Problem to solve:
Select all lines in the records that include "Vázquez".

Material for this task:
_ _ _ _

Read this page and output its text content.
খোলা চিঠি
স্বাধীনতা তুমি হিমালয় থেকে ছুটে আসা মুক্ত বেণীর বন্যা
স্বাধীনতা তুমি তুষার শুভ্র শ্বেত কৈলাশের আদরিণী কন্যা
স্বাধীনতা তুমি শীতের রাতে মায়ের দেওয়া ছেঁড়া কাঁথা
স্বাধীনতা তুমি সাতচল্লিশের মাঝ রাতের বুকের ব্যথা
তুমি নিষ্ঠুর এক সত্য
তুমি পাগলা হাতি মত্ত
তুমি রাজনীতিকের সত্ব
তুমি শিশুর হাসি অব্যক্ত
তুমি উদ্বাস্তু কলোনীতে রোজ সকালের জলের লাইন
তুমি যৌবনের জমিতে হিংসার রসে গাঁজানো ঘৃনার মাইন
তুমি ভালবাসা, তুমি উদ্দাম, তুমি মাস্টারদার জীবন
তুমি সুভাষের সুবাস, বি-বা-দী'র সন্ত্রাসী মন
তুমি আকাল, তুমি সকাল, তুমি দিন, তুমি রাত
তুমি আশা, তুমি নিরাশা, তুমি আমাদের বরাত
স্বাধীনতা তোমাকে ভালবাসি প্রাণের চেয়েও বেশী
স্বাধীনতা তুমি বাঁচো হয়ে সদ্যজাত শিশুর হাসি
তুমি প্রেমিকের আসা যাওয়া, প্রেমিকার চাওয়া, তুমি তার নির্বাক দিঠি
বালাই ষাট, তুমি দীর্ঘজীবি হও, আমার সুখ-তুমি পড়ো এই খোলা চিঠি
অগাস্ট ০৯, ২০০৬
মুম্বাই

_ _ _ _

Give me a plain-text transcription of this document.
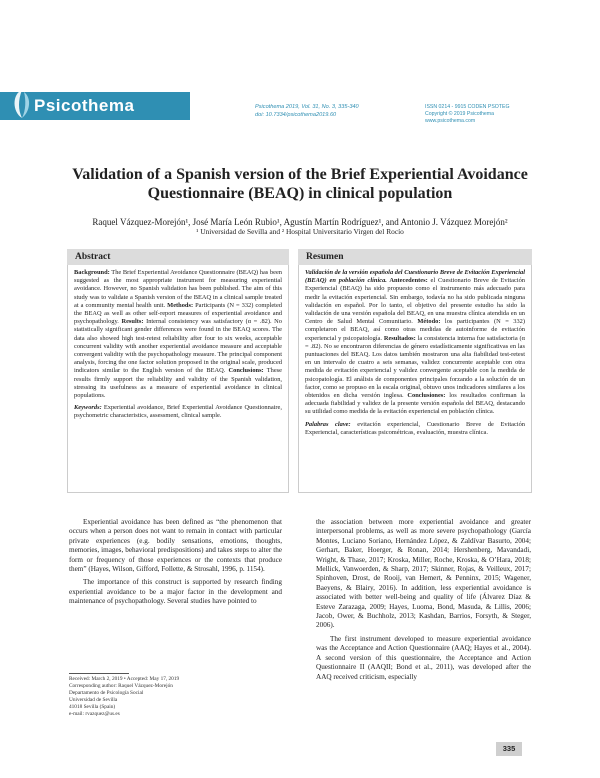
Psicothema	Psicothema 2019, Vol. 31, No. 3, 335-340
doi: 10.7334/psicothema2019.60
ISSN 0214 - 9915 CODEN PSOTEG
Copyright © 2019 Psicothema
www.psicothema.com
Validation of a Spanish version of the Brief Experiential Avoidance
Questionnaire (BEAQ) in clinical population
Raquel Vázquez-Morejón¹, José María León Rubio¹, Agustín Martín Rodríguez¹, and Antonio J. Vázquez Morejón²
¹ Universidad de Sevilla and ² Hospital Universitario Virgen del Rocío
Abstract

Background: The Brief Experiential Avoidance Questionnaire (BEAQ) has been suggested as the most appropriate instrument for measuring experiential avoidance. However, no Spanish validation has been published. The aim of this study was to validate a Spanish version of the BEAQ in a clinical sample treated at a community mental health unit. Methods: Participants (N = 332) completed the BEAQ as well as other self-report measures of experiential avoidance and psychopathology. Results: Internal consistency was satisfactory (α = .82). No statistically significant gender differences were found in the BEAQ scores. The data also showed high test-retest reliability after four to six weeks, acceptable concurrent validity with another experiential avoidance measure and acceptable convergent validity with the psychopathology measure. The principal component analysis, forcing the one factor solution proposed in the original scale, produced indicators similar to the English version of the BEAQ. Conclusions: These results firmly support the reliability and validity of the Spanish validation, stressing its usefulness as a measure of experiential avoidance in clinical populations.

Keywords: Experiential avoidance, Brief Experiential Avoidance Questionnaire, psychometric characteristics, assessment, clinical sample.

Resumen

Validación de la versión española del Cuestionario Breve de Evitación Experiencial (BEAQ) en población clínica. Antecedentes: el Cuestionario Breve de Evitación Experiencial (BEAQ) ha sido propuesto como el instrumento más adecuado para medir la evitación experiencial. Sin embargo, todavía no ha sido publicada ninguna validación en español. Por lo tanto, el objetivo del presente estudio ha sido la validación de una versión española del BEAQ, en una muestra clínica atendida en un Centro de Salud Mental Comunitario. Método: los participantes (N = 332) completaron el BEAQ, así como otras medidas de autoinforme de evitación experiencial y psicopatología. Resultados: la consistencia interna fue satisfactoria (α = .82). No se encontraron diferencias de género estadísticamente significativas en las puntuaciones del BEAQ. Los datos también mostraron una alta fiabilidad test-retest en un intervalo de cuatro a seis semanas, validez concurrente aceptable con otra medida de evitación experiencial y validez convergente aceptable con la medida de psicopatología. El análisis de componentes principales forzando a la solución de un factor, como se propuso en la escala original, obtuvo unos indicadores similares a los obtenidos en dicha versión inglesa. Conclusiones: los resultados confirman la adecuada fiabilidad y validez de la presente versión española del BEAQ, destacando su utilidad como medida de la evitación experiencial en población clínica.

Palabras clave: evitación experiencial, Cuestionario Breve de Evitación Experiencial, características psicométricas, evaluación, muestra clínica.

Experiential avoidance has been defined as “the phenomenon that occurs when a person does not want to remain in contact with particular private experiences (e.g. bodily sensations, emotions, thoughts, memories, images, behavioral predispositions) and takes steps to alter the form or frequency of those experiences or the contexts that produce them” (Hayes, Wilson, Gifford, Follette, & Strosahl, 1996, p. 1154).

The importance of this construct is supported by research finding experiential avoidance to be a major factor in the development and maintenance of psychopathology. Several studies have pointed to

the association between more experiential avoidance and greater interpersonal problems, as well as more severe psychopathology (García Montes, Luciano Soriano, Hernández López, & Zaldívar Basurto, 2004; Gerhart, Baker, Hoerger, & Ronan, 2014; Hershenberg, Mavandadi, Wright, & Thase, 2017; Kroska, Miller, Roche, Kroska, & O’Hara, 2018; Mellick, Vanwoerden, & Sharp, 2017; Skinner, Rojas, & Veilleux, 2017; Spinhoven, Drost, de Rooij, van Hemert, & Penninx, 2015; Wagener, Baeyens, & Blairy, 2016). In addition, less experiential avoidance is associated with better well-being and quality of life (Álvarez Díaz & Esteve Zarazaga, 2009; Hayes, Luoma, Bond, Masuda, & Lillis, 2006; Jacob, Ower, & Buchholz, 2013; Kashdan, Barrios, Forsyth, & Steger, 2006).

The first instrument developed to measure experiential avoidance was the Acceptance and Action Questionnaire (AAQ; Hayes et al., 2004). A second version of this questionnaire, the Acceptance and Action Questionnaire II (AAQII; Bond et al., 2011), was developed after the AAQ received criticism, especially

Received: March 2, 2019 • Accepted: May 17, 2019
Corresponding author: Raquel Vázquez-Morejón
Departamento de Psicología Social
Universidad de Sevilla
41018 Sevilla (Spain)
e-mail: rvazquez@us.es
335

_ _ _ _

Exercise result:
Raquel Vázquez-Morejón¹, José María León Rubio¹, Agustín Martín Rodríguez¹, and Antonio J. Vázquez Morejón²
Corresponding author: Raquel Vázquez-Morejón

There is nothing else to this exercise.